**Problem details**
For each line below that contains the string "Opened", copy that line.

**Material supplied**
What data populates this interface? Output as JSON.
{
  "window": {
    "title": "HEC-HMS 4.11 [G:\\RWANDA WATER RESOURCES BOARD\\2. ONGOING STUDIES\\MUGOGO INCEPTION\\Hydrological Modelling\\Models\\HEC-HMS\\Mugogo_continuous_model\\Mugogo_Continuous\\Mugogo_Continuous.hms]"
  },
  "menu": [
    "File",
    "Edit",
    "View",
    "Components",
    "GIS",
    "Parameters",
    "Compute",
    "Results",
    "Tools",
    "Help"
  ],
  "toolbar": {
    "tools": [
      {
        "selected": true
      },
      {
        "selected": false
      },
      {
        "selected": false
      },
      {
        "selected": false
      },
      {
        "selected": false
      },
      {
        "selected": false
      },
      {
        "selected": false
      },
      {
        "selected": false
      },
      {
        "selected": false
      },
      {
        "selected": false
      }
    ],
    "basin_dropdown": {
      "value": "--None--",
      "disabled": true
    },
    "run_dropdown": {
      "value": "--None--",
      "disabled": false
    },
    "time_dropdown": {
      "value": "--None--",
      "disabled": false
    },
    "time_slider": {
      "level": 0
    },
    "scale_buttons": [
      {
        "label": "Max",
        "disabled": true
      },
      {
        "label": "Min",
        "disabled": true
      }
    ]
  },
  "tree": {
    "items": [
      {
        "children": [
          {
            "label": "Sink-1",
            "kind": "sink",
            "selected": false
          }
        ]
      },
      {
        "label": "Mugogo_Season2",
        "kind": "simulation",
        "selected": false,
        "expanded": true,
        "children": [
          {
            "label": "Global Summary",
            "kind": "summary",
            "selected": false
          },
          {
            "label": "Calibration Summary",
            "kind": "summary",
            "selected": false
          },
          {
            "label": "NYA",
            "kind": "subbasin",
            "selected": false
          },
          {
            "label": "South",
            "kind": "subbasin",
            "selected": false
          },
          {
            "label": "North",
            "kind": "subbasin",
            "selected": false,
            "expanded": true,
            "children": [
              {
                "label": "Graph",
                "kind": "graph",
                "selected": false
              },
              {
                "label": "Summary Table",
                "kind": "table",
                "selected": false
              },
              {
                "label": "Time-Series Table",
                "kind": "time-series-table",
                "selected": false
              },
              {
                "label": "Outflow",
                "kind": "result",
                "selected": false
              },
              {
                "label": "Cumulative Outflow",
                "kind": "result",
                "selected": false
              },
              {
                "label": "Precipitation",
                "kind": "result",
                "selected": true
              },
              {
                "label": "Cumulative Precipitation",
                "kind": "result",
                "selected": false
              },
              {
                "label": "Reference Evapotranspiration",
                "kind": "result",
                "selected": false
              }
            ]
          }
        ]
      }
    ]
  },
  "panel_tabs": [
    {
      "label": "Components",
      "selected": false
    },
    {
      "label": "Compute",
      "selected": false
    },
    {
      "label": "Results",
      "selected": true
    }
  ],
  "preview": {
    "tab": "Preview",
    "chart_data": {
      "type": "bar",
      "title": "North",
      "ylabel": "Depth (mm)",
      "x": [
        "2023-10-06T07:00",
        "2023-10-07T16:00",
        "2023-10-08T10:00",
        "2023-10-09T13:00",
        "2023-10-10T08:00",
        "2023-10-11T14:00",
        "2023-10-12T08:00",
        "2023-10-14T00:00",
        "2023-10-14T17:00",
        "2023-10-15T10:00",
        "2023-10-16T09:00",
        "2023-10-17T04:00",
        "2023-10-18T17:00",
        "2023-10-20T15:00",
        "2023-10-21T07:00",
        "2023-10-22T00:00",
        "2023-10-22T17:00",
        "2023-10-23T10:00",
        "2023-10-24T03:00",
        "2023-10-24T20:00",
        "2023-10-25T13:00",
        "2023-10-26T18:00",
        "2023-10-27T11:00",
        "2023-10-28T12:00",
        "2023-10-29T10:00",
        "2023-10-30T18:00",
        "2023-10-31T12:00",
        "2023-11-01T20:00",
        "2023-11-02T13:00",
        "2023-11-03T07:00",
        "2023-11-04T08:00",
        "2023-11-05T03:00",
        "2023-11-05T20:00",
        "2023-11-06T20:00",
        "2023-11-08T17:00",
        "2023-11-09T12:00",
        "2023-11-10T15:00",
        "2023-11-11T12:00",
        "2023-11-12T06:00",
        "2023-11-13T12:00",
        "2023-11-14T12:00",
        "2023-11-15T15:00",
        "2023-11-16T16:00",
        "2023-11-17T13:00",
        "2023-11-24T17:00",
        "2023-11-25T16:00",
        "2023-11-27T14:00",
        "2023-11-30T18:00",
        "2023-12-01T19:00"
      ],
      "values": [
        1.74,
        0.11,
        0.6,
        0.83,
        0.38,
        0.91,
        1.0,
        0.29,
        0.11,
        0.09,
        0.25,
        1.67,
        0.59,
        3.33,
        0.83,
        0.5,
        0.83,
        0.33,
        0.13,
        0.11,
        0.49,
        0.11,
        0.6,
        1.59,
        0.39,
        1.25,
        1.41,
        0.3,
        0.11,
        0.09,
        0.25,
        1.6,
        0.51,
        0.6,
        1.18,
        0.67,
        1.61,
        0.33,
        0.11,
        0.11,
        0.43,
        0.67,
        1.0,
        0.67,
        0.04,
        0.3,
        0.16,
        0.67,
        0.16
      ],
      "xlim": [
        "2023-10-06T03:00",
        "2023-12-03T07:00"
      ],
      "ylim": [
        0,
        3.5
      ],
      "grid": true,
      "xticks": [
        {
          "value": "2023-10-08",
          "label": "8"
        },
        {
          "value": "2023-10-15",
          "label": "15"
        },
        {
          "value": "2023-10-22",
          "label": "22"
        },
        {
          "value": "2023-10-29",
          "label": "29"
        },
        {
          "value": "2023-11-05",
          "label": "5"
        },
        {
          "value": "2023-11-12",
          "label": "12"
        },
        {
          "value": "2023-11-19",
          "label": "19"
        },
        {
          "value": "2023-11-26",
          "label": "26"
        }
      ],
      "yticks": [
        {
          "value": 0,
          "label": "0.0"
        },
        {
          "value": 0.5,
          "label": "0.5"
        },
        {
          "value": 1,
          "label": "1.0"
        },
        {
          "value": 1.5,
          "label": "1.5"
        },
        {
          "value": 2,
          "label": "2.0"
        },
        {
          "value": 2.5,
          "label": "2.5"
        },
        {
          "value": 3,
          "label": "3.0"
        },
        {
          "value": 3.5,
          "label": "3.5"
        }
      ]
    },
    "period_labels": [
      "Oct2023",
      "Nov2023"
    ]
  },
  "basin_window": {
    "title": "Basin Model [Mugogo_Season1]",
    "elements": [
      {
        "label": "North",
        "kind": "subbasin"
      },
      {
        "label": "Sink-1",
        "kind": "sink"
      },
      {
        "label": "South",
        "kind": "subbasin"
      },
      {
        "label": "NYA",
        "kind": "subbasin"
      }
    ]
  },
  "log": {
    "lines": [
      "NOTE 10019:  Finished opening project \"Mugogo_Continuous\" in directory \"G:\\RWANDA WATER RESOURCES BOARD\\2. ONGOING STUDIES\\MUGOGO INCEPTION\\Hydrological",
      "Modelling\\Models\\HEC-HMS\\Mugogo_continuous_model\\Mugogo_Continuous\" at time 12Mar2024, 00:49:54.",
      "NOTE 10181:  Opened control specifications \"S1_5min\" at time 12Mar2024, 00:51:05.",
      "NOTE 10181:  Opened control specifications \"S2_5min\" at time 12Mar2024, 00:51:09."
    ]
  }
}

**Full solution**
      "NOTE 10181:  Opened control specifications \"S1_5min\" at time 12Mar2024, 00:51:05.",
      "NOTE 10181:  Opened control specifications \"S2_5min\" at time 12Mar2024, 00:51:09."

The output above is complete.